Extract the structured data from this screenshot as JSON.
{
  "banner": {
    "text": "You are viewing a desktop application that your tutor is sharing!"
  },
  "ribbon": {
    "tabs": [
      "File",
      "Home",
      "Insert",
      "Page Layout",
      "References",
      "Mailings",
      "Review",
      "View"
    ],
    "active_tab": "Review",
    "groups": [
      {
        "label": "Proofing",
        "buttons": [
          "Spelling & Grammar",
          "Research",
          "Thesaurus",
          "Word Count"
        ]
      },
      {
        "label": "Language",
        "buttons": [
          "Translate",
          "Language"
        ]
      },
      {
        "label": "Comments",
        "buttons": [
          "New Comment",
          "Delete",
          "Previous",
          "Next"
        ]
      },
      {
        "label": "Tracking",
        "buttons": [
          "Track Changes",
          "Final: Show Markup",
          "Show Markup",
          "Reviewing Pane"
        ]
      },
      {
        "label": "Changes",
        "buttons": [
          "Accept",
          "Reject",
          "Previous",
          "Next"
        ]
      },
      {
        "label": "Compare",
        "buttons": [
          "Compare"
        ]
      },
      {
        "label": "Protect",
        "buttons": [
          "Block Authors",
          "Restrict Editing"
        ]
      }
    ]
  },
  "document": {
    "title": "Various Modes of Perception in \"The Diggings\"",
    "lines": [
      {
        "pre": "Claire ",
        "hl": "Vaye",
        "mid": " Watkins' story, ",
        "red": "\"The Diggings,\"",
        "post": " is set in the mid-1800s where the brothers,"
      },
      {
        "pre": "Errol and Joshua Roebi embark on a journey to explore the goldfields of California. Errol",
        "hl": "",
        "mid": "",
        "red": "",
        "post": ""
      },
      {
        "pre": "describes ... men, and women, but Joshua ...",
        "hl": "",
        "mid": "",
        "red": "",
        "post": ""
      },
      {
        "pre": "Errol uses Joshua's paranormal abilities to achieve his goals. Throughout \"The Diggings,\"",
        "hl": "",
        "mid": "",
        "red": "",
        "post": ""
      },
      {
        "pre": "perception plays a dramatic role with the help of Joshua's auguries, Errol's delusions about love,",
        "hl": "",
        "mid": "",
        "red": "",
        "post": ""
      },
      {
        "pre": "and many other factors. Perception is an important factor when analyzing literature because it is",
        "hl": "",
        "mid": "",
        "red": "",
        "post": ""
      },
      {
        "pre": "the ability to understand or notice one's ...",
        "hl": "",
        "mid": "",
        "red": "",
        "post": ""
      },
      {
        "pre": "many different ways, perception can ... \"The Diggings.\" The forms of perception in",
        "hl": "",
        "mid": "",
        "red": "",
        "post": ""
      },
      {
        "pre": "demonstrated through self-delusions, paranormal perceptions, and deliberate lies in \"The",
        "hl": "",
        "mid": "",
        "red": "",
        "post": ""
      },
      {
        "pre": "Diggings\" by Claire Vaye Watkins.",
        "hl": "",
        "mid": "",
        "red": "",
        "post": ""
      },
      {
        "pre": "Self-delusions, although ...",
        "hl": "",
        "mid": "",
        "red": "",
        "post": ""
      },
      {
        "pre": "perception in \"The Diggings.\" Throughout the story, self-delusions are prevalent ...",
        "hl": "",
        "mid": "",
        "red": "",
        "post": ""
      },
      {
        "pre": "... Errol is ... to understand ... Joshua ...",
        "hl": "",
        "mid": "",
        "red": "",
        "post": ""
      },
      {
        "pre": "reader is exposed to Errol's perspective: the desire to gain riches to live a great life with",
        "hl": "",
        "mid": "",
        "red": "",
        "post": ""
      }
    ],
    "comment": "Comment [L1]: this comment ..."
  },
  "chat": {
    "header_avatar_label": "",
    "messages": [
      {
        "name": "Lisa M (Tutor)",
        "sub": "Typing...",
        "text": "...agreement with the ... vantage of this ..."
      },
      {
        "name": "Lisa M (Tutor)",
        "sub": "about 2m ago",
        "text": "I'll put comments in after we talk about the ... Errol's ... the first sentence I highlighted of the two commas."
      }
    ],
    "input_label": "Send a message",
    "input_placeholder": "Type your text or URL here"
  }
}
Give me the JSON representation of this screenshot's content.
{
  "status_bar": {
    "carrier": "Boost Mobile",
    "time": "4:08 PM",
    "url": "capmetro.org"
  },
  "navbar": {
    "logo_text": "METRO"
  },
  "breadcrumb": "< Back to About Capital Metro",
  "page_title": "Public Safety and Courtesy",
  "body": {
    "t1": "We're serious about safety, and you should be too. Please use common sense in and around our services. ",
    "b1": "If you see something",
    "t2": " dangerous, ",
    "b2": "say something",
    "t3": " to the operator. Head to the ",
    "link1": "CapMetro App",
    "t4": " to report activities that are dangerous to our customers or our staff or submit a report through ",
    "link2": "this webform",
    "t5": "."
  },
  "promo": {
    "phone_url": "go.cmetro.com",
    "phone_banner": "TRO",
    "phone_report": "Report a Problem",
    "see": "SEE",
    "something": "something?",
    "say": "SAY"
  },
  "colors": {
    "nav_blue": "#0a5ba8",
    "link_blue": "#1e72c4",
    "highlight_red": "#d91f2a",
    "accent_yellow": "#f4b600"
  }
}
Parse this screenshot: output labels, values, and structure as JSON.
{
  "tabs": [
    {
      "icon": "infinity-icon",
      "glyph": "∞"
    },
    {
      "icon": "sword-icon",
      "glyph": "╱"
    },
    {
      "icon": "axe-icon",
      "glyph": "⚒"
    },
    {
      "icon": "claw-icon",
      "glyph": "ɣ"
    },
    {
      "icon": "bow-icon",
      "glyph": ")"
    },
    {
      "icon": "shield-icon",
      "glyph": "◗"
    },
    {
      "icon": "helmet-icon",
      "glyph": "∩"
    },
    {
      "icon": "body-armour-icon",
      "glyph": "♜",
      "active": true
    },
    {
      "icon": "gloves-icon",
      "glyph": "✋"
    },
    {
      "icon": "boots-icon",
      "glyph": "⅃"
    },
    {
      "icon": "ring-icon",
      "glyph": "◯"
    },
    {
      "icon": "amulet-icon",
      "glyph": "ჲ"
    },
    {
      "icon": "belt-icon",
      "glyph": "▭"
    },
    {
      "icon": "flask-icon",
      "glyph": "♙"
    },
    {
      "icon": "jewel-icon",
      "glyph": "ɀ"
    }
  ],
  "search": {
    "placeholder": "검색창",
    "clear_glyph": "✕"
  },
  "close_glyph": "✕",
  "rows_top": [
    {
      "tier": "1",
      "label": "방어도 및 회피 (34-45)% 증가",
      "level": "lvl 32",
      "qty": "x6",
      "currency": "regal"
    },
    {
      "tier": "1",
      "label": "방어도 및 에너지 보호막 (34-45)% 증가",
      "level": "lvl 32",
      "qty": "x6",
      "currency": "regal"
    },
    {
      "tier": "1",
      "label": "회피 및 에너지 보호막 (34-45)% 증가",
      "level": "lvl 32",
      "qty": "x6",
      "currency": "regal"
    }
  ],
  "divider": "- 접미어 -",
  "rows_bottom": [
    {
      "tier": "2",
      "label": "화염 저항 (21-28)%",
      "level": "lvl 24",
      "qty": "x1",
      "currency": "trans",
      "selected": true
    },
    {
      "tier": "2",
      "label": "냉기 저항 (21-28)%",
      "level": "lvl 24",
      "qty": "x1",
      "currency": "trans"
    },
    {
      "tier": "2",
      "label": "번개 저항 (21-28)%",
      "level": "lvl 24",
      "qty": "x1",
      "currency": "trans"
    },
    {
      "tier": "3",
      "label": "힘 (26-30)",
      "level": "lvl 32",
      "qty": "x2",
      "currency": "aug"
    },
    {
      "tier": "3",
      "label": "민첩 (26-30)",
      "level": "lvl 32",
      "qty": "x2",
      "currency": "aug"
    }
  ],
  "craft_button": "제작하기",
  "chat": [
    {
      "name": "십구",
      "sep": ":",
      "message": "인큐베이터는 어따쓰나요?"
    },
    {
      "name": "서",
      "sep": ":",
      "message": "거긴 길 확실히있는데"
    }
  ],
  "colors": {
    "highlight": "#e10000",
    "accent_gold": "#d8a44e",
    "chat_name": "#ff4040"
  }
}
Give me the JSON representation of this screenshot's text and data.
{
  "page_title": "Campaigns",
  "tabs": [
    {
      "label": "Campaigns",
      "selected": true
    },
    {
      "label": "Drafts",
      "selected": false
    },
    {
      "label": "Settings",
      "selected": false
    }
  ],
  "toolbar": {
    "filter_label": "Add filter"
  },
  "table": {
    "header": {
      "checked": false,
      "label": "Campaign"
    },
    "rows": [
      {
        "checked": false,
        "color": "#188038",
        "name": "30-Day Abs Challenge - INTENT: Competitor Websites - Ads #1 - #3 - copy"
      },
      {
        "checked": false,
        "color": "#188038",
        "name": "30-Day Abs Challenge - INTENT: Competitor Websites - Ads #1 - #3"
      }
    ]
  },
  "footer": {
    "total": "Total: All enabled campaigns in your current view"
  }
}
*****
TO BE DONE >>
List every line above that contains the word "Claire".

FINISHED TASK >>
        "pre": "Claire ",
        "pre": "Diggings\" by Claire Vaye Watkins.",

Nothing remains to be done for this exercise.